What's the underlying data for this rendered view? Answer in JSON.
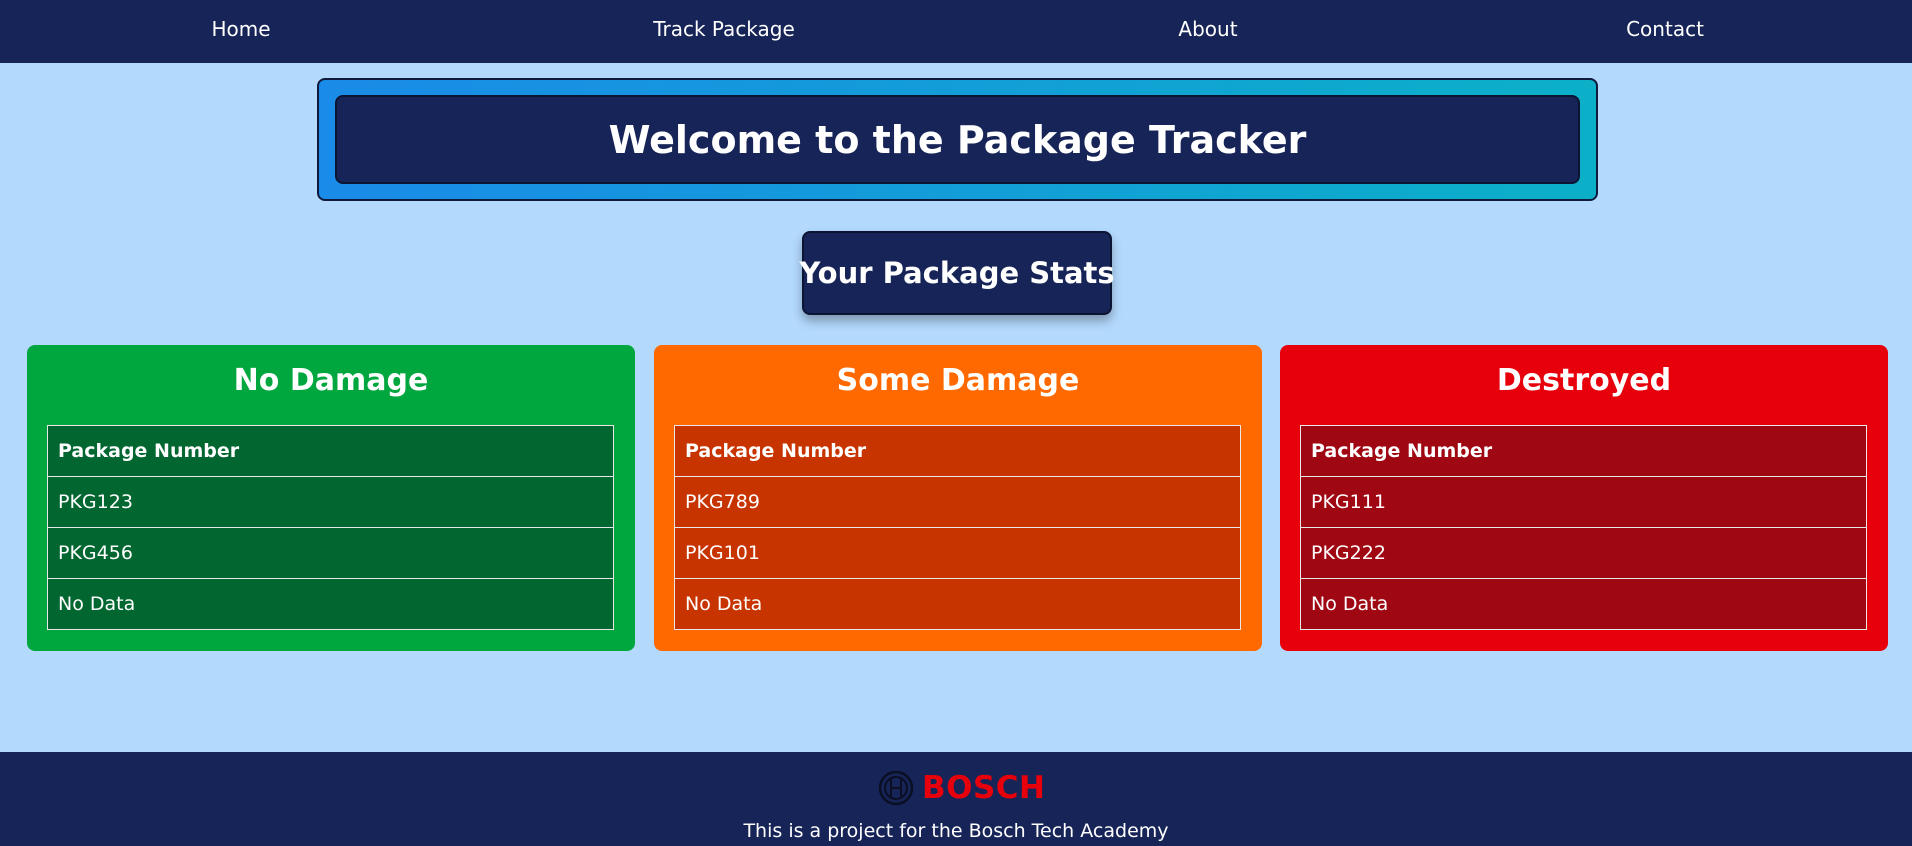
{
  "nav": {
    "items": [
      {
        "label": "Home"
      },
      {
        "label": "Track Package"
      },
      {
        "label": "About"
      },
      {
        "label": "Contact"
      }
    ]
  },
  "banner": {
    "title": "Welcome to the Package Tracker"
  },
  "stats": {
    "heading": "Your Package Stats"
  },
  "cards": [
    {
      "title": "No Damage",
      "color": "#00a63e",
      "table_color": "#016630",
      "header": "Package Number",
      "rows": [
        "PKG123",
        "PKG456",
        "No Data"
      ]
    },
    {
      "title": "Some Damage",
      "color": "#ff6900",
      "table_color": "#c83400",
      "header": "Package Number",
      "rows": [
        "PKG789",
        "PKG101",
        "No Data"
      ]
    },
    {
      "title": "Destroyed",
      "color": "#e7000b",
      "table_color": "#9f0712",
      "header": "Package Number",
      "rows": [
        "PKG111",
        "PKG222",
        "No Data"
      ]
    }
  ],
  "footer": {
    "brand": "BOSCH",
    "brand_color": "#e7000b",
    "text": "This is a project for the Bosch Tech Academy",
    "logo_icon": "bosch-armature-icon"
  },
  "colors": {
    "nav_bg": "#172457",
    "page_bg": "#b3d9fd"
  }
}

*Written task*.
Transcribe every record above exactly as written, leaving out any pictures.

*Written answer*.
What's the underlying data for this rendered view? Answer in JSON.
{
  "nav": {
    "items": [
      {
        "label": "Home"
      },
      {
        "label": "Track Package"
      },
      {
        "label": "About"
      },
      {
        "label": "Contact"
      }
    ]
  },
  "banner": {
    "title": "Welcome to the Package Tracker"
  },
  "stats": {
    "heading": "Your Package Stats"
  },
  "cards": [
    {
      "title": "No Damage",
      "color": "#00a63e",
      "table_color": "#016630",
      "header": "Package Number",
      "rows": [
        "PKG123",
        "PKG456",
        "No Data"
      ]
    },
    {
      "title": "Some Damage",
      "color": "#ff6900",
      "table_color": "#c83400",
      "header": "Package Number",
      "rows": [
        "PKG789",
        "PKG101",
        "No Data"
      ]
    },
    {
      "title": "Destroyed",
      "color": "#e7000b",
      "table_color": "#9f0712",
      "header": "Package Number",
      "rows": [
        "PKG111",
        "PKG222",
        "No Data"
      ]
    }
  ],
  "footer": {
    "brand": "BOSCH",
    "brand_color": "#e7000b",
    "text": "This is a project for the Bosch Tech Academy",
    "logo_icon": "bosch-armature-icon"
  },
  "colors": {
    "nav_bg": "#172457",
    "page_bg": "#b3d9fd"
  }
}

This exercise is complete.